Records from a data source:

--- begin ---

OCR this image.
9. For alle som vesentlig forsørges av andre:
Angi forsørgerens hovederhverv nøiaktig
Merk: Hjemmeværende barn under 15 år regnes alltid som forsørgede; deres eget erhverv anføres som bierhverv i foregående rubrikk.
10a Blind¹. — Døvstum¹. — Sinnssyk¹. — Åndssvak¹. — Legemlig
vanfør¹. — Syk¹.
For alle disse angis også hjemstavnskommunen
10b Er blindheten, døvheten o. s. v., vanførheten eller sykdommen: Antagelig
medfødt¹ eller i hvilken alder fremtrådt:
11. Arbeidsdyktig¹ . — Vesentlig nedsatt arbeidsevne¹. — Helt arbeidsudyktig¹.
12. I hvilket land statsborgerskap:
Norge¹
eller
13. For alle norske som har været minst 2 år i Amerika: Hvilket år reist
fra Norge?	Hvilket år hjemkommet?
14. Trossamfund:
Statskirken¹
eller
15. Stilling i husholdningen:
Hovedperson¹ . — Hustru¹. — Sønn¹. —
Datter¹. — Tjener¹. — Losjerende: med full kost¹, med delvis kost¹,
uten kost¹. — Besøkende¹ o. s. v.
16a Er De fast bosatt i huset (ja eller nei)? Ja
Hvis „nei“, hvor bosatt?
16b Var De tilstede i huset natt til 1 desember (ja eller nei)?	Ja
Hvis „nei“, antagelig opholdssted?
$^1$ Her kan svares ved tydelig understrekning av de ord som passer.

--- end ---
--- begin ---

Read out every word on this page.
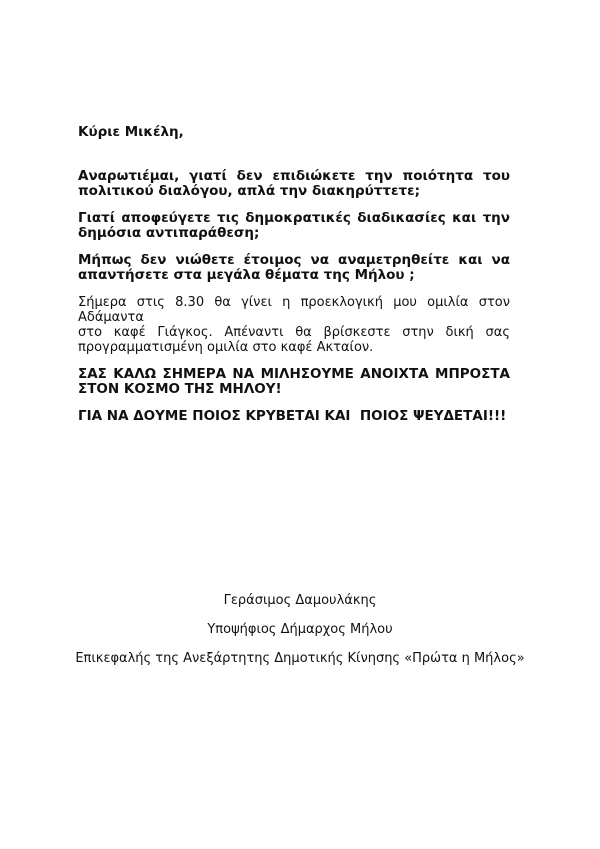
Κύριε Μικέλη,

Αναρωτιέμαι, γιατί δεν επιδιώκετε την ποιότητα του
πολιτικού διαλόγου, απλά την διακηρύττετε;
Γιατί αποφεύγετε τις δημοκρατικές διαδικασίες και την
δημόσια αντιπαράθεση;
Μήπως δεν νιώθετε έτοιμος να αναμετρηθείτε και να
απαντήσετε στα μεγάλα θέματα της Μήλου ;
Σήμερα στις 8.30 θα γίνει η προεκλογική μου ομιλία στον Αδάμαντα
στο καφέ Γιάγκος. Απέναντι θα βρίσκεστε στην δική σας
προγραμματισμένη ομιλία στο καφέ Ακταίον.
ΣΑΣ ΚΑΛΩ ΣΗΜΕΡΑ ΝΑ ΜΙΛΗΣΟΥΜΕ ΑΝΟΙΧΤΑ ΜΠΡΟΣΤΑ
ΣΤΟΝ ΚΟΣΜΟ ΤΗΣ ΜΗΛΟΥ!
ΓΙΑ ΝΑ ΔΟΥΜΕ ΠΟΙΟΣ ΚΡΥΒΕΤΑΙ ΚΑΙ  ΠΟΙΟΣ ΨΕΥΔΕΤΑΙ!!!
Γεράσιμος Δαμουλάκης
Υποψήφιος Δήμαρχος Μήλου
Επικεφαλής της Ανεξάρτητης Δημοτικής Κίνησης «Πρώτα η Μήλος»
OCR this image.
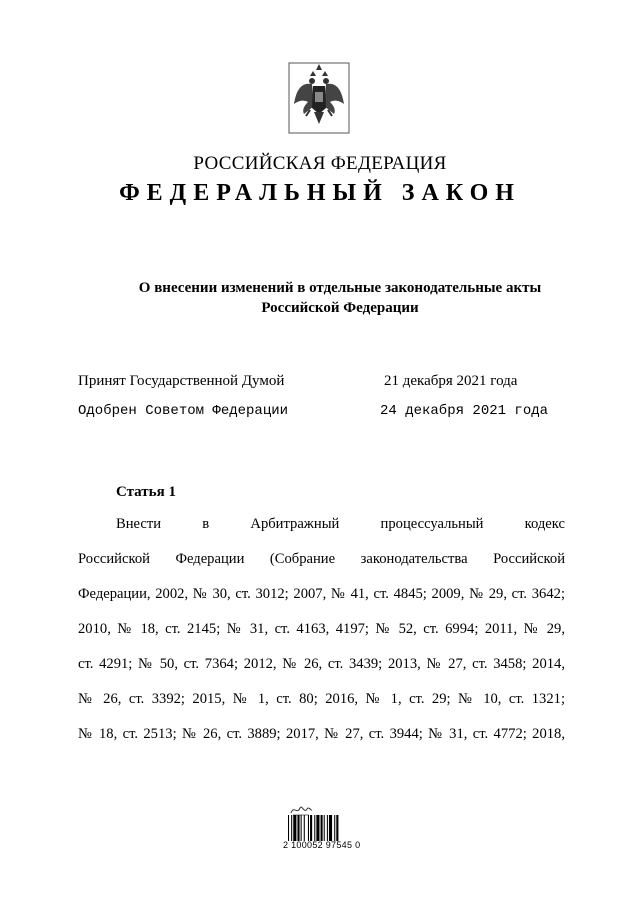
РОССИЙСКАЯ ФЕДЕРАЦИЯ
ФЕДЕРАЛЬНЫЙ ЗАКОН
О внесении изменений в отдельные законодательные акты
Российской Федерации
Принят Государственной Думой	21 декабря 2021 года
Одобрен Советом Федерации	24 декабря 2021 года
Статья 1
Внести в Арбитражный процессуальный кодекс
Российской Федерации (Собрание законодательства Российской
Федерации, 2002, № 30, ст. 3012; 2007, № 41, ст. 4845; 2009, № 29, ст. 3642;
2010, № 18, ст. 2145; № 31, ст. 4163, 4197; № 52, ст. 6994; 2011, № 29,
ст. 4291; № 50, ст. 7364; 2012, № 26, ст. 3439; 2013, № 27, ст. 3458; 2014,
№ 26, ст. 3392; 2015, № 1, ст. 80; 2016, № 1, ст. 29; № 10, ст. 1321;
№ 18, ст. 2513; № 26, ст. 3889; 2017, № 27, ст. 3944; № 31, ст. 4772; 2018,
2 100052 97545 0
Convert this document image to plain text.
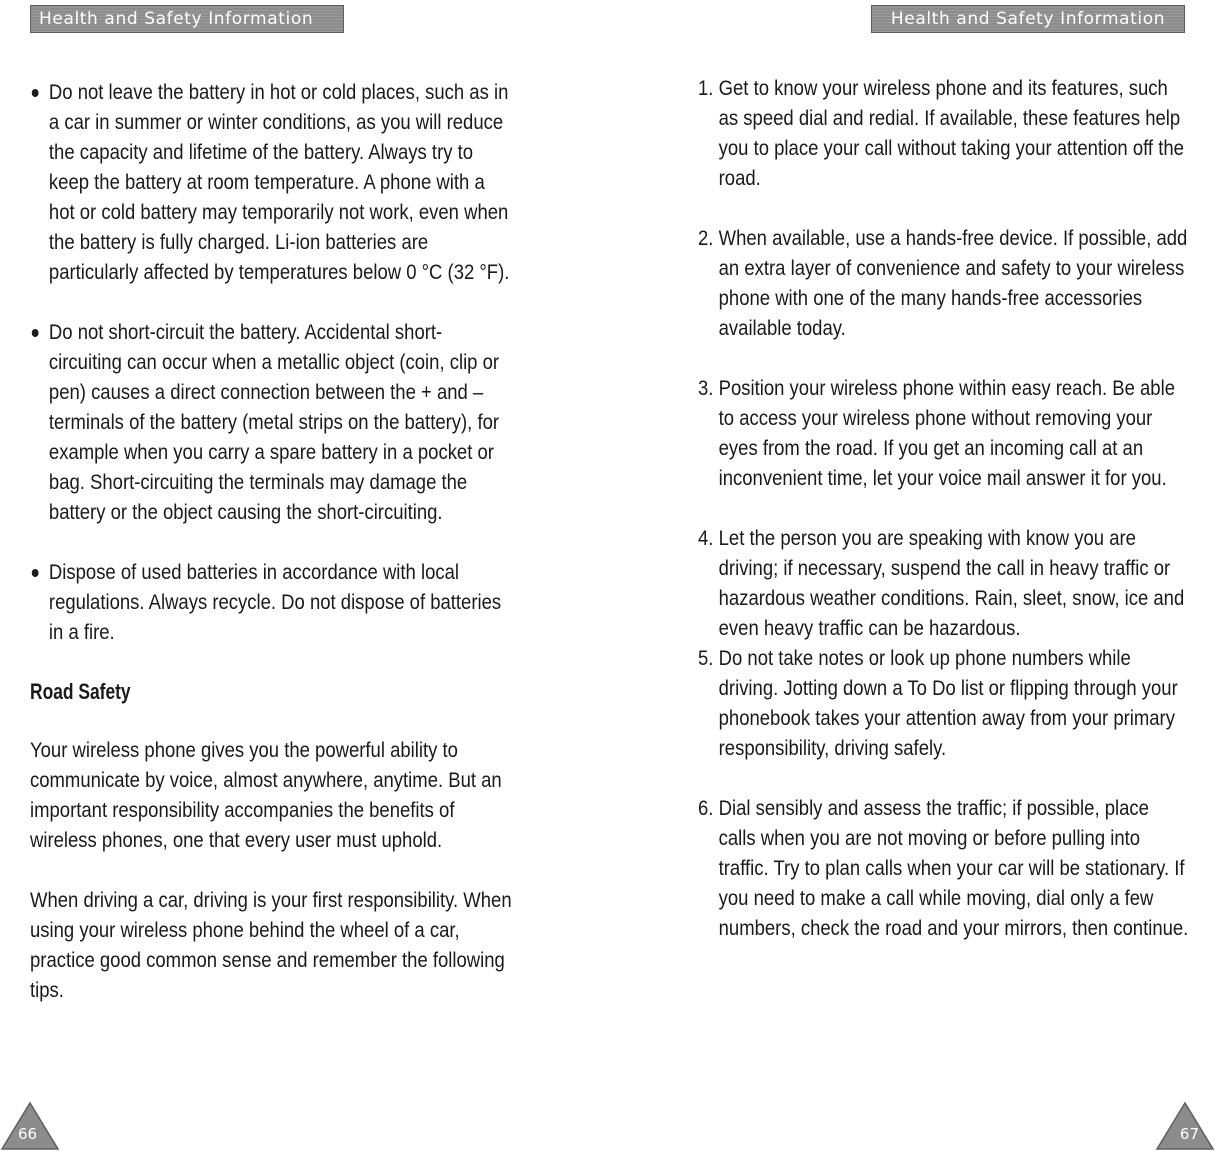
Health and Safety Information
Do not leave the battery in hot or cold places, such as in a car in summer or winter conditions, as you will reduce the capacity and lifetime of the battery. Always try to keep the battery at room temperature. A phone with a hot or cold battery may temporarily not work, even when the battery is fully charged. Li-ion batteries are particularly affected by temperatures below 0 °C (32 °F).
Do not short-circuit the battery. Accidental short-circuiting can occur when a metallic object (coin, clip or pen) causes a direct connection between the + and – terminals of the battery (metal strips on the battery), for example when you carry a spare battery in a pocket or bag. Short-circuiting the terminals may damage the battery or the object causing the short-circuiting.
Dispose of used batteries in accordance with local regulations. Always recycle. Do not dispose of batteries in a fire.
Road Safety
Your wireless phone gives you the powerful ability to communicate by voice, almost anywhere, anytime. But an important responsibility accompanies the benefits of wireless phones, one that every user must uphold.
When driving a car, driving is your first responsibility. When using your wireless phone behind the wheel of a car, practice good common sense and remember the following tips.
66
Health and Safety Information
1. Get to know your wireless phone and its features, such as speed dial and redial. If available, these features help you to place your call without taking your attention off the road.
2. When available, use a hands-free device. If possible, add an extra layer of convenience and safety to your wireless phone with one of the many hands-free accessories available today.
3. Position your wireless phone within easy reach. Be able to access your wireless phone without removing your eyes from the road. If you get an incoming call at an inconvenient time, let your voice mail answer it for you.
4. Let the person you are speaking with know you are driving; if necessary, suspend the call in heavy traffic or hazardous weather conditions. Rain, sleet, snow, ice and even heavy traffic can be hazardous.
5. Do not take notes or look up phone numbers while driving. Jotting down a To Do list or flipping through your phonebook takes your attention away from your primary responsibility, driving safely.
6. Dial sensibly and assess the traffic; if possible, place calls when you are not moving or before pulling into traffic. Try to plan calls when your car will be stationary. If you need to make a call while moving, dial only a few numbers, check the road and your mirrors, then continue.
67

--- end ---

_Instructions for the task_
Copy out every line holding the string "huset".

_Answer in full_
16a Er De fast bosatt i huset (ja eller nei)? Ja
16b Var De tilstede i huset natt til 1 desember (ja eller nei)?	Ja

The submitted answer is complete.